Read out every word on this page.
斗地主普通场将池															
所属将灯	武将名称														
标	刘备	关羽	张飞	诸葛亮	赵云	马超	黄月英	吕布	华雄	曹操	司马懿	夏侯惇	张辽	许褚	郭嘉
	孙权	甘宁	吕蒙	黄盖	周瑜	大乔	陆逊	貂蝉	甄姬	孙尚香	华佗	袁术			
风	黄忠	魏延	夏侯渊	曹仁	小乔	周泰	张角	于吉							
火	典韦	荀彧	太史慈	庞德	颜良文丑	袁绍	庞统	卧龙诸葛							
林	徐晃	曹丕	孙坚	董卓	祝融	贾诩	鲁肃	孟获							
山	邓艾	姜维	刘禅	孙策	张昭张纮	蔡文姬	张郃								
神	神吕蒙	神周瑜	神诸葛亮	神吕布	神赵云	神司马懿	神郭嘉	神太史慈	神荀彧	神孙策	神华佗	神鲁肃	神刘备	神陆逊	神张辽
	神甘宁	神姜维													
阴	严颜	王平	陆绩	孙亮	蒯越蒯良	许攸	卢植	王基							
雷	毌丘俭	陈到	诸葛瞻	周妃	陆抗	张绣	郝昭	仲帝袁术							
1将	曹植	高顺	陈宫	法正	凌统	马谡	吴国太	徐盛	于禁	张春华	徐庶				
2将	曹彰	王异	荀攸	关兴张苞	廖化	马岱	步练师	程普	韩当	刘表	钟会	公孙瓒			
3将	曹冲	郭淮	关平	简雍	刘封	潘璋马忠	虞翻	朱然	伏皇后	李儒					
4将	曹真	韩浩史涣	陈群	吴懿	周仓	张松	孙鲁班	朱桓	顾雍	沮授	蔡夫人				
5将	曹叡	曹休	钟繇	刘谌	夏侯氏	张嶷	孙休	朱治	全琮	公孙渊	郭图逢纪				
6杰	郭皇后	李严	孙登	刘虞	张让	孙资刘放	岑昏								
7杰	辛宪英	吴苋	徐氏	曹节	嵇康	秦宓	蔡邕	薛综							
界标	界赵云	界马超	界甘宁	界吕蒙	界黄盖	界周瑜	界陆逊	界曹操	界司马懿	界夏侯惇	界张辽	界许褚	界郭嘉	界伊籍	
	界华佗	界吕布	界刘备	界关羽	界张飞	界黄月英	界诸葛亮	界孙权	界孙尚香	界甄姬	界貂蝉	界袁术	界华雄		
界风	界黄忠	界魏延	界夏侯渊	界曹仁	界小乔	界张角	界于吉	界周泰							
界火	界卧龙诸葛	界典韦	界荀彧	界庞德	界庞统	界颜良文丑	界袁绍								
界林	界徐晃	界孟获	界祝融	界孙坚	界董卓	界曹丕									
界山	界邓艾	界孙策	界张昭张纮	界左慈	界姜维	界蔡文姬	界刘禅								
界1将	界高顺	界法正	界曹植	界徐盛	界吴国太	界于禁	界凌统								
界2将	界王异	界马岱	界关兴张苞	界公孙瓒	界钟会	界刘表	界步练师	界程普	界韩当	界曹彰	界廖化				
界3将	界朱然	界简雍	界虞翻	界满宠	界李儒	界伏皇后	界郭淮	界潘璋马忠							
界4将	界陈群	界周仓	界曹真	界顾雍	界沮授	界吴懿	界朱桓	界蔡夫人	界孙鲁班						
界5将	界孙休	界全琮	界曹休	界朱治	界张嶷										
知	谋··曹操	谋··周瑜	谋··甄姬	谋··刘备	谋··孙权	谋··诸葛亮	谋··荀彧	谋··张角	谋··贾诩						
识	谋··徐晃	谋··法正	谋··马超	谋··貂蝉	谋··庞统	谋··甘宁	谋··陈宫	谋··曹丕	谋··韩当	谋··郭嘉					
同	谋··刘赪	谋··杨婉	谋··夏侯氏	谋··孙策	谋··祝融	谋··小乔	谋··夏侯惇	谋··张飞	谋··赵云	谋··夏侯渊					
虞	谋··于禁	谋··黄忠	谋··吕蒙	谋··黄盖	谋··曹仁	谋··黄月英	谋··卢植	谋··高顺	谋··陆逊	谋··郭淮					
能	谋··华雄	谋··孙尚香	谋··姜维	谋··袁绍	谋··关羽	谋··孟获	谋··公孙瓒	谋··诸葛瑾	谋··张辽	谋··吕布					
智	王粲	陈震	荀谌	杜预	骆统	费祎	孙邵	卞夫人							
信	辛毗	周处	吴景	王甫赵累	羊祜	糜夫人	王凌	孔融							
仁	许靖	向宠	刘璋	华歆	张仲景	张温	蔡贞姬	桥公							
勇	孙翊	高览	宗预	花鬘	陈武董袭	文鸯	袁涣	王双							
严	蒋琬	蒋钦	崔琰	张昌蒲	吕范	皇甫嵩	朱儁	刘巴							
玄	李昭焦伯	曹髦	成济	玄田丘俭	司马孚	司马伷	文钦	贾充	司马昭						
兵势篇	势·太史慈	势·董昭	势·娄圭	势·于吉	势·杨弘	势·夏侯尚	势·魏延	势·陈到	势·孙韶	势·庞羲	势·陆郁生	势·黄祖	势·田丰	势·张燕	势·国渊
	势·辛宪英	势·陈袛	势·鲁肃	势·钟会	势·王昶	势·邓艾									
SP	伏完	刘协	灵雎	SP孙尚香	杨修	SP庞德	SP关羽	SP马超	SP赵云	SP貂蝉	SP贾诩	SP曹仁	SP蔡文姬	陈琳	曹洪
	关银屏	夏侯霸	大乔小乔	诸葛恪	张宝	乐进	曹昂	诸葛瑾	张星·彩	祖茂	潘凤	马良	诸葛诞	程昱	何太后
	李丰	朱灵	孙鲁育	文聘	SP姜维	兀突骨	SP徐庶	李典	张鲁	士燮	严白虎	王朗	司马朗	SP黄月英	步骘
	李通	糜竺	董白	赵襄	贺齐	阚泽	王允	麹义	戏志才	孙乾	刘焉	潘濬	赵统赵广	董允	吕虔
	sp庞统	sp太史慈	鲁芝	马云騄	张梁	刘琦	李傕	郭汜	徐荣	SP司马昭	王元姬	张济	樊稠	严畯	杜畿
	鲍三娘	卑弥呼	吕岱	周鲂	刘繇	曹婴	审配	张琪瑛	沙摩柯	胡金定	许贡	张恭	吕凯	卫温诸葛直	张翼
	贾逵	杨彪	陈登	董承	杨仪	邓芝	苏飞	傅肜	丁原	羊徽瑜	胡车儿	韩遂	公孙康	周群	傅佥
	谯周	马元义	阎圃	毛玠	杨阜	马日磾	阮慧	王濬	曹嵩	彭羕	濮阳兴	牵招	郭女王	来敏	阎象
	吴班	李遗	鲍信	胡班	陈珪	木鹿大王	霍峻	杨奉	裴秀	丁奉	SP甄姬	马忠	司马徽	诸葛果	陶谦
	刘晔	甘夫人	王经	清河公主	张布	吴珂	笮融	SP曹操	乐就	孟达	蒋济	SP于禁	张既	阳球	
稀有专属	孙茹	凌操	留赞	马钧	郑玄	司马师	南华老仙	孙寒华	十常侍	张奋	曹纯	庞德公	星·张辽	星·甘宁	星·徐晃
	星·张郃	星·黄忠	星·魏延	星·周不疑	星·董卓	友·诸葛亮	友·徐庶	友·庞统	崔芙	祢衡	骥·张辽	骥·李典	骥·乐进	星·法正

○ ○ ○ ○ ○

YOUR GOAL: Copy out every entry again, exactly as it was given.

SOLUTION TO THIS TASK:
Read out every word on this page.
斗地主普通场将池															
所属将灯	武将名称														
标	刘备	关羽	张飞	诸葛亮	赵云	马超	黄月英	吕布	华雄	曹操	司马懿	夏侯惇	张辽	许褚	郭嘉
	孙权	甘宁	吕蒙	黄盖	周瑜	大乔	陆逊	貂蝉	甄姬	孙尚香	华佗	袁术			
风	黄忠	魏延	夏侯渊	曹仁	小乔	周泰	张角	于吉							
火	典韦	荀彧	太史慈	庞德	颜良文丑	袁绍	庞统	卧龙诸葛							
林	徐晃	曹丕	孙坚	董卓	祝融	贾诩	鲁肃	孟获							
山	邓艾	姜维	刘禅	孙策	张昭张纮	蔡文姬	张郃								
神	神吕蒙	神周瑜	神诸葛亮	神吕布	神赵云	神司马懿	神郭嘉	神太史慈	神荀彧	神孙策	神华佗	神鲁肃	神刘备	神陆逊	神张辽
	神甘宁	神姜维													
阴	严颜	王平	陆绩	孙亮	蒯越蒯良	许攸	卢植	王基							
雷	毌丘俭	陈到	诸葛瞻	周妃	陆抗	张绣	郝昭	仲帝袁术							
1将	曹植	高顺	陈宫	法正	凌统	马谡	吴国太	徐盛	于禁	张春华	徐庶				
2将	曹彰	王异	荀攸	关兴张苞	廖化	马岱	步练师	程普	韩当	刘表	钟会	公孙瓒			
3将	曹冲	郭淮	关平	简雍	刘封	潘璋马忠	虞翻	朱然	伏皇后	李儒					
4将	曹真	韩浩史涣	陈群	吴懿	周仓	张松	孙鲁班	朱桓	顾雍	沮授	蔡夫人				
5将	曹叡	曹休	钟繇	刘谌	夏侯氏	张嶷	孙休	朱治	全琮	公孙渊	郭图逢纪				
6杰	郭皇后	李严	孙登	刘虞	张让	孙资刘放	岑昏								
7杰	辛宪英	吴苋	徐氏	曹节	嵇康	秦宓	蔡邕	薛综							
界标	界赵云	界马超	界甘宁	界吕蒙	界黄盖	界周瑜	界陆逊	界曹操	界司马懿	界夏侯惇	界张辽	界许褚	界郭嘉	界伊籍	
	界华佗	界吕布	界刘备	界关羽	界张飞	界黄月英	界诸葛亮	界孙权	界孙尚香	界甄姬	界貂蝉	界袁术	界华雄		
界风	界黄忠	界魏延	界夏侯渊	界曹仁	界小乔	界张角	界于吉	界周泰							
界火	界卧龙诸葛	界典韦	界荀彧	界庞德	界庞统	界颜良文丑	界袁绍								
界林	界徐晃	界孟获	界祝融	界孙坚	界董卓	界曹丕									
界山	界邓艾	界孙策	界张昭张纮	界左慈	界姜维	界蔡文姬	界刘禅								
界1将	界高顺	界法正	界曹植	界徐盛	界吴国太	界于禁	界凌统								
界2将	界王异	界马岱	界关兴张苞	界公孙瓒	界钟会	界刘表	界步练师	界程普	界韩当	界曹彰	界廖化				
界3将	界朱然	界简雍	界虞翻	界满宠	界李儒	界伏皇后	界郭淮	界潘璋马忠							
界4将	界陈群	界周仓	界曹真	界顾雍	界沮授	界吴懿	界朱桓	界蔡夫人	界孙鲁班						
界5将	界孙休	界全琮	界曹休	界朱治	界张嶷										
知	谋··曹操	谋··周瑜	谋··甄姬	谋··刘备	谋··孙权	谋··诸葛亮	谋··荀彧	谋··张角	谋··贾诩						
识	谋··徐晃	谋··法正	谋··马超	谋··貂蝉	谋··庞统	谋··甘宁	谋··陈宫	谋··曹丕	谋··韩当	谋··郭嘉					
同	谋··刘赪	谋··杨婉	谋··夏侯氏	谋··孙策	谋··祝融	谋··小乔	谋··夏侯惇	谋··张飞	谋··赵云	谋··夏侯渊					
虞	谋··于禁	谋··黄忠	谋··吕蒙	谋··黄盖	谋··曹仁	谋··黄月英	谋··卢植	谋··高顺	谋··陆逊	谋··郭淮					
能	谋··华雄	谋··孙尚香	谋··姜维	谋··袁绍	谋··关羽	谋··孟获	谋··公孙瓒	谋··诸葛瑾	谋··张辽	谋··吕布					
智	王粲	陈震	荀谌	杜预	骆统	费祎	孙邵	卞夫人							
信	辛毗	周处	吴景	王甫赵累	羊祜	糜夫人	王凌	孔融							
仁	许靖	向宠	刘璋	华歆	张仲景	张温	蔡贞姬	桥公							
勇	孙翊	高览	宗预	花鬘	陈武董袭	文鸯	袁涣	王双							
严	蒋琬	蒋钦	崔琰	张昌蒲	吕范	皇甫嵩	朱儁	刘巴							
玄	李昭焦伯	曹髦	成济	玄田丘俭	司马孚	司马伷	文钦	贾充	司马昭						
兵势篇	势·太史慈	势·董昭	势·娄圭	势·于吉	势·杨弘	势·夏侯尚	势·魏延	势·陈到	势·孙韶	势·庞羲	势·陆郁生	势·黄祖	势·田丰	势·张燕	势·国渊
	势·辛宪英	势·陈袛	势·鲁肃	势·钟会	势·王昶	势·邓艾									
SP	伏完	刘协	灵雎	SP孙尚香	杨修	SP庞德	SP关羽	SP马超	SP赵云	SP貂蝉	SP贾诩	SP曹仁	SP蔡文姬	陈琳	曹洪
	关银屏	夏侯霸	大乔小乔	诸葛恪	张宝	乐进	曹昂	诸葛瑾	张星·彩	祖茂	潘凤	马良	诸葛诞	程昱	何太后
	李丰	朱灵	孙鲁育	文聘	SP姜维	兀突骨	SP徐庶	李典	张鲁	士燮	严白虎	王朗	司马朗	SP黄月英	步骘
	李通	糜竺	董白	赵襄	贺齐	阚泽	王允	麹义	戏志才	孙乾	刘焉	潘濬	赵统赵广	董允	吕虔
	sp庞统	sp太史慈	鲁芝	马云騄	张梁	刘琦	李傕	郭汜	徐荣	SP司马昭	王元姬	张济	樊稠	严畯	杜畿
	鲍三娘	卑弥呼	吕岱	周鲂	刘繇	曹婴	审配	张琪瑛	沙摩柯	胡金定	许贡	张恭	吕凯	卫温诸葛直	张翼
	贾逵	杨彪	陈登	董承	杨仪	邓芝	苏飞	傅肜	丁原	羊徽瑜	胡车儿	韩遂	公孙康	周群	傅佥
	谯周	马元义	阎圃	毛玠	杨阜	马日磾	阮慧	王濬	曹嵩	彭羕	濮阳兴	牵招	郭女王	来敏	阎象
	吴班	李遗	鲍信	胡班	陈珪	木鹿大王	霍峻	杨奉	裴秀	丁奉	SP甄姬	马忠	司马徽	诸葛果	陶谦
	刘晔	甘夫人	王经	清河公主	张布	吴珂	笮融	SP曹操	乐就	孟达	蒋济	SP于禁	张既	阳球	
稀有专属	孙茹	凌操	留赞	马钧	郑玄	司马师	南华老仙	孙寒华	十常侍	张奋	曹纯	庞德公	星·张辽	星·甘宁	星·徐晃
	星·张郃	星·黄忠	星·魏延	星·周不疑	星·董卓	友·诸葛亮	友·徐庶	友·庞统	崔芙	祢衡	骥·张辽	骥·李典	骥·乐进	星·法正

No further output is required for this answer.